##### Provided material

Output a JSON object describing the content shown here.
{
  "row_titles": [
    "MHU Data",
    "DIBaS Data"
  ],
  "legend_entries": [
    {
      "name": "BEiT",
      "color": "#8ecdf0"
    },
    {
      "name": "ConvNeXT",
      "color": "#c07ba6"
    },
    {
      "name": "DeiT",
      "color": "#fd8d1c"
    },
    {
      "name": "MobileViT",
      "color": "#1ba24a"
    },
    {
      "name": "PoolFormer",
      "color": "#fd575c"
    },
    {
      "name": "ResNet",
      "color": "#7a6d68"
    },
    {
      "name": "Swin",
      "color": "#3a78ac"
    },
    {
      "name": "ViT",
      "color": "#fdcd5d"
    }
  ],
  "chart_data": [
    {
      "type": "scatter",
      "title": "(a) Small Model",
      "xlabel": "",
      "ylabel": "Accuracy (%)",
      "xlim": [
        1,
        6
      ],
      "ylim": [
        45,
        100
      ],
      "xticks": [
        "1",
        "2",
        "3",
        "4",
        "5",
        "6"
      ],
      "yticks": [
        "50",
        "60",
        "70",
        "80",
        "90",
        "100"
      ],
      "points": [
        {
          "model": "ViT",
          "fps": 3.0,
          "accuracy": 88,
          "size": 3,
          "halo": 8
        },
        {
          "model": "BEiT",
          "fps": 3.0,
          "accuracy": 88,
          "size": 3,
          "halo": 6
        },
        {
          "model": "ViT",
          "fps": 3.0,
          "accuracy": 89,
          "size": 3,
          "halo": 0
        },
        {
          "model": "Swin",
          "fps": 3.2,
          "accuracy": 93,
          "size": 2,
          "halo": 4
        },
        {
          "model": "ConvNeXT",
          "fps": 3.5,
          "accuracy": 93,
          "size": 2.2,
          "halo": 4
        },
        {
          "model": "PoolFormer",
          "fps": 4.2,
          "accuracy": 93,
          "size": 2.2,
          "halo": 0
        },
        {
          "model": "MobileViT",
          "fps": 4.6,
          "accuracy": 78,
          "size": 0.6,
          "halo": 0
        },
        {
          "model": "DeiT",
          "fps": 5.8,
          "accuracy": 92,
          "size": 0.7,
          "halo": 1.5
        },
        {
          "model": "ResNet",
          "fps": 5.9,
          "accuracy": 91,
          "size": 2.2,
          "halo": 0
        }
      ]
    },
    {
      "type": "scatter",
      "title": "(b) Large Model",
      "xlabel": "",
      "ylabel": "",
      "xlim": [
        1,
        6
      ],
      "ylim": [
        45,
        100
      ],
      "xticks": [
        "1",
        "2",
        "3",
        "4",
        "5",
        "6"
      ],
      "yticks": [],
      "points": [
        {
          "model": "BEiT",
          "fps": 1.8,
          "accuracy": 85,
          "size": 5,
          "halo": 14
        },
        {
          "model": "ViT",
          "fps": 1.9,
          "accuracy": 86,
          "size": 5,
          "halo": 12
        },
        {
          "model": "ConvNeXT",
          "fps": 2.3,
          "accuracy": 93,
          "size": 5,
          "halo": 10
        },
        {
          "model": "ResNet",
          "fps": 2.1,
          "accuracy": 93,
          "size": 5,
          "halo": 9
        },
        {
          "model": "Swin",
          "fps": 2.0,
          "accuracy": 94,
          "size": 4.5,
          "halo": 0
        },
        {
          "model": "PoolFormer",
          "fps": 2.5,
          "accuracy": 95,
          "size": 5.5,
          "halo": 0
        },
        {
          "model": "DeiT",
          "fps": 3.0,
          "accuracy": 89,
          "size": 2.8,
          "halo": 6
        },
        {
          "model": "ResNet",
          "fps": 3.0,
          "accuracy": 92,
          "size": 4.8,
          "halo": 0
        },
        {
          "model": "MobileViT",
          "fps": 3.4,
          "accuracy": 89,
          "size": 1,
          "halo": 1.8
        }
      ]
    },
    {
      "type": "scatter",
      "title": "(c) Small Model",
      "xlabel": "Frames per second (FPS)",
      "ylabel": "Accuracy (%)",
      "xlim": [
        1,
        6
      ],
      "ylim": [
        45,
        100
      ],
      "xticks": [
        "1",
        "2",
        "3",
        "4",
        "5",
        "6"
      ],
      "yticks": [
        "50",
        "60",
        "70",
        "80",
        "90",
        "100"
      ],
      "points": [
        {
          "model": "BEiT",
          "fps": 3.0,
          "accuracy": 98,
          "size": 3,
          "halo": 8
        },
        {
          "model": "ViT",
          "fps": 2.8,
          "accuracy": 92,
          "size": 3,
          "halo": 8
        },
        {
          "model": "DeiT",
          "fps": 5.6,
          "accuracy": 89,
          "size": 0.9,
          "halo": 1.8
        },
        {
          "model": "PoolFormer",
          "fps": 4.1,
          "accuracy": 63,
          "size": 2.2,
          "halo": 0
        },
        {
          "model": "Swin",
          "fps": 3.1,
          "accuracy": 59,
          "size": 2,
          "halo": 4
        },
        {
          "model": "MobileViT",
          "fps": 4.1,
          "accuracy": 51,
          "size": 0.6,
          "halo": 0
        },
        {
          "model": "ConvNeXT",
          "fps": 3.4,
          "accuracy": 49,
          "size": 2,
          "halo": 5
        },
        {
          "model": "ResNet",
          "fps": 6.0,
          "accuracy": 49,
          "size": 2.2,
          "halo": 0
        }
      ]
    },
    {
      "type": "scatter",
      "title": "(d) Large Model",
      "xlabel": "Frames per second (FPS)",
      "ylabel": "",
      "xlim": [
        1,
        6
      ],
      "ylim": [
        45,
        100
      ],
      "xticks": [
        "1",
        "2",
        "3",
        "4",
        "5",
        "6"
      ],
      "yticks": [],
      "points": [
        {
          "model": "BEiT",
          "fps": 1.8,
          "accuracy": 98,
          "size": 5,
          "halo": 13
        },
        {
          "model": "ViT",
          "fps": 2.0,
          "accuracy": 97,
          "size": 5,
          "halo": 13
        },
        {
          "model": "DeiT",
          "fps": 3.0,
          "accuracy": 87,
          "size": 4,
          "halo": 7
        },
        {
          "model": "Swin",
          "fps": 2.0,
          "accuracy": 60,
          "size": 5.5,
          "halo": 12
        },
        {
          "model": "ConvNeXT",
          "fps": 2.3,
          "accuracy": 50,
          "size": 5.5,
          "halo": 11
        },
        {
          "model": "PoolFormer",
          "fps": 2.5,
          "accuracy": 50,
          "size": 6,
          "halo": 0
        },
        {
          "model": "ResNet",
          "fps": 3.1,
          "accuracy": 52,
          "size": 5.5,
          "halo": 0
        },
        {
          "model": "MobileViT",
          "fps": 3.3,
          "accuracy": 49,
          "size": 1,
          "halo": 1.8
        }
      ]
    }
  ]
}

##########
##### Provided material

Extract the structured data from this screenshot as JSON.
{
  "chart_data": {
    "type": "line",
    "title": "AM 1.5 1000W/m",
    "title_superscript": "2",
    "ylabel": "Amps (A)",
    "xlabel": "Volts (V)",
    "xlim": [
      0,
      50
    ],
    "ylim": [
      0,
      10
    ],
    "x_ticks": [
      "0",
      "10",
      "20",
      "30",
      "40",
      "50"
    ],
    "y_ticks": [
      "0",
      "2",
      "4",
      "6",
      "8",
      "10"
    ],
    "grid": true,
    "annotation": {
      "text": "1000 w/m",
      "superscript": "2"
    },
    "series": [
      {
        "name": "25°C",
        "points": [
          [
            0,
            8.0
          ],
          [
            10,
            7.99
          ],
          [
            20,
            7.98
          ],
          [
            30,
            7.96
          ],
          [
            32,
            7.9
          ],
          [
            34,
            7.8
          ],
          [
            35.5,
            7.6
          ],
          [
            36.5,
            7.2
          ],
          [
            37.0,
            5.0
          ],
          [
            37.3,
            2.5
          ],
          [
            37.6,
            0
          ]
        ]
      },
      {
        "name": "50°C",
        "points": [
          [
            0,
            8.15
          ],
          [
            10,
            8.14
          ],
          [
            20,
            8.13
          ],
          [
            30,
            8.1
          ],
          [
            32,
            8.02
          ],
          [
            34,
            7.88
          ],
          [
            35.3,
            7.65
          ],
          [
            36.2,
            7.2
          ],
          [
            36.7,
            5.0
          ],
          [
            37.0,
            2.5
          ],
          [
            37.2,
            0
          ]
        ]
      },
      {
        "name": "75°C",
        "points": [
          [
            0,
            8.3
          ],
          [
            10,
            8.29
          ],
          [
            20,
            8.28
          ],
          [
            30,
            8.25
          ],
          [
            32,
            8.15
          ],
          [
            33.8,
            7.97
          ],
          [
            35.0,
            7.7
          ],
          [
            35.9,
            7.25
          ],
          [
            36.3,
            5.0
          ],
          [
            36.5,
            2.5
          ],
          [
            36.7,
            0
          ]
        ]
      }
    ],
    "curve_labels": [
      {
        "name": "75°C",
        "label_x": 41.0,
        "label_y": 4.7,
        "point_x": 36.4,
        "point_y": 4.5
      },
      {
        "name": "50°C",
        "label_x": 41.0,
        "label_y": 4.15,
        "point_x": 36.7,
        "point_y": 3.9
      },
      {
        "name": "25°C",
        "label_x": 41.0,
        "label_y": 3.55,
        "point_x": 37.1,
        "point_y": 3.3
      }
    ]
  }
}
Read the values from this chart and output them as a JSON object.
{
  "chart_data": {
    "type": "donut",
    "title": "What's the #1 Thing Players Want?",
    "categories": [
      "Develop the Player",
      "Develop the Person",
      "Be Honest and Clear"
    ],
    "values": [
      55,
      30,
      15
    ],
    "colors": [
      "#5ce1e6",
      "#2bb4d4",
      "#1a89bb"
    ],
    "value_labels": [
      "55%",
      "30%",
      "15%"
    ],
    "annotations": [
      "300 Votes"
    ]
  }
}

##########

Copy every line of the listing containing the string "this".

Extract the structured data from this screenshot as JSON.
Read the values from this chart and output them as a JSON object.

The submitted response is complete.